Input rows:

========================================================================

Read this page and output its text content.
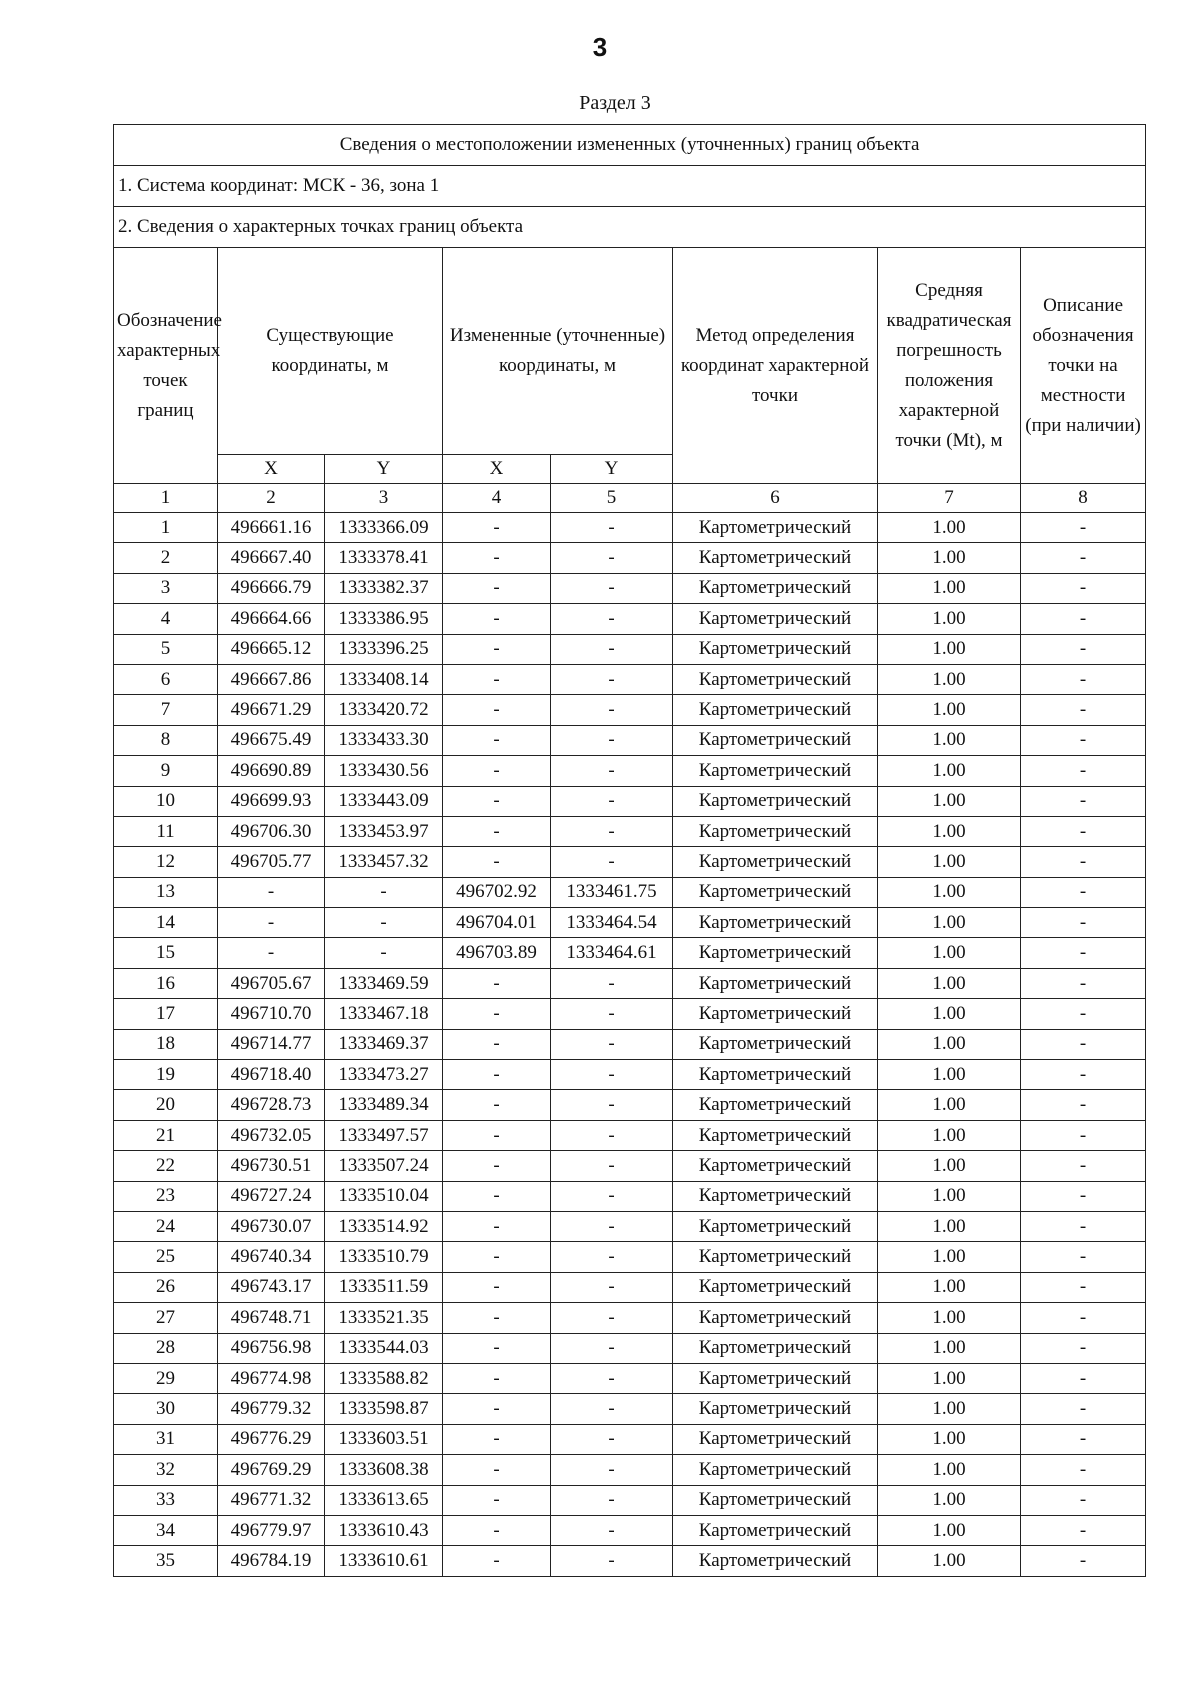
3
Раздел 3
Сведения о местоположении измененных (уточненных) границ объекта							
1. Система координат: МСК - 36, зона 1							
2. Сведения о характерных точках границ объекта							
Обозначение характерных точек границ	Существующие координаты, м		Измененные (уточненные) координаты, м		Метод определения координат характерной точки	Средняя квадратическая погрешность положения характерной точки (Mt), м	Описание обозначения точки на местности (при наличии)
	X	Y	X	Y			
1	2	3	4	5	6	7	8
1	496661.16	1333366.09	-	-	Картометрический	1.00	-
2	496667.40	1333378.41	-	-	Картометрический	1.00	-
3	496666.79	1333382.37	-	-	Картометрический	1.00	-
4	496664.66	1333386.95	-	-	Картометрический	1.00	-
5	496665.12	1333396.25	-	-	Картометрический	1.00	-
6	496667.86	1333408.14	-	-	Картометрический	1.00	-
7	496671.29	1333420.72	-	-	Картометрический	1.00	-
8	496675.49	1333433.30	-	-	Картометрический	1.00	-
9	496690.89	1333430.56	-	-	Картометрический	1.00	-
10	496699.93	1333443.09	-	-	Картометрический	1.00	-
11	496706.30	1333453.97	-	-	Картометрический	1.00	-
12	496705.77	1333457.32	-	-	Картометрический	1.00	-
13	-	-	496702.92	1333461.75	Картометрический	1.00	-
14	-	-	496704.01	1333464.54	Картометрический	1.00	-
15	-	-	496703.89	1333464.61	Картометрический	1.00	-
16	496705.67	1333469.59	-	-	Картометрический	1.00	-
17	496710.70	1333467.18	-	-	Картометрический	1.00	-
18	496714.77	1333469.37	-	-	Картометрический	1.00	-
19	496718.40	1333473.27	-	-	Картометрический	1.00	-
20	496728.73	1333489.34	-	-	Картометрический	1.00	-
21	496732.05	1333497.57	-	-	Картометрический	1.00	-
22	496730.51	1333507.24	-	-	Картометрический	1.00	-
23	496727.24	1333510.04	-	-	Картометрический	1.00	-
24	496730.07	1333514.92	-	-	Картометрический	1.00	-
25	496740.34	1333510.79	-	-	Картометрический	1.00	-
26	496743.17	1333511.59	-	-	Картометрический	1.00	-
27	496748.71	1333521.35	-	-	Картометрический	1.00	-
28	496756.98	1333544.03	-	-	Картометрический	1.00	-
29	496774.98	1333588.82	-	-	Картометрический	1.00	-
30	496779.32	1333598.87	-	-	Картометрический	1.00	-
31	496776.29	1333603.51	-	-	Картометрический	1.00	-
32	496769.29	1333608.38	-	-	Картометрический	1.00	-
33	496771.32	1333613.65	-	-	Картометрический	1.00	-
34	496779.97	1333610.43	-	-	Картометрический	1.00	-
35	496784.19	1333610.61	-	-	Картометрический	1.00	-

========================================================================

Exercise instructions: Reproduce every line above as written, skipping pictures.

Full answer:
Read this page and output its text content.
3
Раздел 3
Сведения о местоположении измененных (уточненных) границ объекта							
1. Система координат: МСК - 36, зона 1							
2. Сведения о характерных точках границ объекта							
Обозначение характерных точек границ	Существующие координаты, м		Измененные (уточненные) координаты, м		Метод определения координат характерной точки	Средняя квадратическая погрешность положения характерной точки (Mt), м	Описание обозначения точки на местности (при наличии)
	X	Y	X	Y			
1	2	3	4	5	6	7	8
1	496661.16	1333366.09	-	-	Картометрический	1.00	-
2	496667.40	1333378.41	-	-	Картометрический	1.00	-
3	496666.79	1333382.37	-	-	Картометрический	1.00	-
4	496664.66	1333386.95	-	-	Картометрический	1.00	-
5	496665.12	1333396.25	-	-	Картометрический	1.00	-
6	496667.86	1333408.14	-	-	Картометрический	1.00	-
7	496671.29	1333420.72	-	-	Картометрический	1.00	-
8	496675.49	1333433.30	-	-	Картометрический	1.00	-
9	496690.89	1333430.56	-	-	Картометрический	1.00	-
10	496699.93	1333443.09	-	-	Картометрический	1.00	-
11	496706.30	1333453.97	-	-	Картометрический	1.00	-
12	496705.77	1333457.32	-	-	Картометрический	1.00	-
13	-	-	496702.92	1333461.75	Картометрический	1.00	-
14	-	-	496704.01	1333464.54	Картометрический	1.00	-
15	-	-	496703.89	1333464.61	Картометрический	1.00	-
16	496705.67	1333469.59	-	-	Картометрический	1.00	-
17	496710.70	1333467.18	-	-	Картометрический	1.00	-
18	496714.77	1333469.37	-	-	Картометрический	1.00	-
19	496718.40	1333473.27	-	-	Картометрический	1.00	-
20	496728.73	1333489.34	-	-	Картометрический	1.00	-
21	496732.05	1333497.57	-	-	Картометрический	1.00	-
22	496730.51	1333507.24	-	-	Картометрический	1.00	-
23	496727.24	1333510.04	-	-	Картометрический	1.00	-
24	496730.07	1333514.92	-	-	Картометрический	1.00	-
25	496740.34	1333510.79	-	-	Картометрический	1.00	-
26	496743.17	1333511.59	-	-	Картометрический	1.00	-
27	496748.71	1333521.35	-	-	Картометрический	1.00	-
28	496756.98	1333544.03	-	-	Картометрический	1.00	-
29	496774.98	1333588.82	-	-	Картометрический	1.00	-
30	496779.32	1333598.87	-	-	Картометрический	1.00	-
31	496776.29	1333603.51	-	-	Картометрический	1.00	-
32	496769.29	1333608.38	-	-	Картометрический	1.00	-
33	496771.32	1333613.65	-	-	Картометрический	1.00	-
34	496779.97	1333610.43	-	-	Картометрический	1.00	-
35	496784.19	1333610.61	-	-	Картометрический	1.00	-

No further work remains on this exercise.